■ INSTRUCTIONS TO FOLLOW
Go through the listing below and list every line with "text".

— BEGIN MATERIAL —

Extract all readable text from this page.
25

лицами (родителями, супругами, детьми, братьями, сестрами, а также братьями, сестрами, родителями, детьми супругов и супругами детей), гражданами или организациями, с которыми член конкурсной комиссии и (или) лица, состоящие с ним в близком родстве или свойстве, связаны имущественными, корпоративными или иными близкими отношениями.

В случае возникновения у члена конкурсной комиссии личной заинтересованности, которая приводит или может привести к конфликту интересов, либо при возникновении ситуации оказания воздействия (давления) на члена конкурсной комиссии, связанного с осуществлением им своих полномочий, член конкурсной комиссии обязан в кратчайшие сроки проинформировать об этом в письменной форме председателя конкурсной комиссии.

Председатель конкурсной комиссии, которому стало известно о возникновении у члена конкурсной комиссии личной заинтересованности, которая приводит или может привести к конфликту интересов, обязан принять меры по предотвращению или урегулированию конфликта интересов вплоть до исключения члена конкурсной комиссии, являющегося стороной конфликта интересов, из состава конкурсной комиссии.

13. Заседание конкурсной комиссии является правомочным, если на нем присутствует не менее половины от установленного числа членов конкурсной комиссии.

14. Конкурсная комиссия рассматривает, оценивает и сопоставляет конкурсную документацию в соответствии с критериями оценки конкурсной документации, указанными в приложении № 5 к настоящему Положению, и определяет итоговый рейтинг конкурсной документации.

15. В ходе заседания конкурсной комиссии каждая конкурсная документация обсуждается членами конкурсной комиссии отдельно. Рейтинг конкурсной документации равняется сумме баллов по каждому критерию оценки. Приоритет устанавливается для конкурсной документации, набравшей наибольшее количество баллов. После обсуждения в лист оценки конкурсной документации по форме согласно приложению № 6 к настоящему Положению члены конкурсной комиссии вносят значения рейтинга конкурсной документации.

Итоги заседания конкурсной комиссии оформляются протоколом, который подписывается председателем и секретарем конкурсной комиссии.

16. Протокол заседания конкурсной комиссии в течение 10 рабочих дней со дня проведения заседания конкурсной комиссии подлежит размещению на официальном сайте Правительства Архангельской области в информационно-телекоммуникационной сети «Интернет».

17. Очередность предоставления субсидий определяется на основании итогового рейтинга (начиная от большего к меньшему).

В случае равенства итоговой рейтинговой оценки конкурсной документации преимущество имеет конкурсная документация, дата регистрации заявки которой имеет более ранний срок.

— END MATERIAL —
— BEGIN MATERIAL —

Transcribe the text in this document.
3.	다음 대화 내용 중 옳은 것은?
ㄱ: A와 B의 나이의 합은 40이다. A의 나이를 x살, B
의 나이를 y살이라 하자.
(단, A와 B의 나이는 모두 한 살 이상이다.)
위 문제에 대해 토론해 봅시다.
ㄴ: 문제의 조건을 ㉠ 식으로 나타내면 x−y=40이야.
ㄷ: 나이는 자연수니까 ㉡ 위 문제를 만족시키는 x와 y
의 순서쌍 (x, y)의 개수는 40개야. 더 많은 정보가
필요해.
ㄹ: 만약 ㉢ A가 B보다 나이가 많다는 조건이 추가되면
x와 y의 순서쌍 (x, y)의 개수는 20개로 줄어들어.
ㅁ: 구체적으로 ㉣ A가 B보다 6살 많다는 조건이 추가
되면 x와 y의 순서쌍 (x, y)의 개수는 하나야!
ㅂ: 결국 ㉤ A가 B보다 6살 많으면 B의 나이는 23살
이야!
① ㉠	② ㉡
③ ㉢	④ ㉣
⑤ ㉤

— END MATERIAL —

■ SOLUTION TO THIS PROBLEM
Extract all readable text from this page.
Transcribe the text in this document.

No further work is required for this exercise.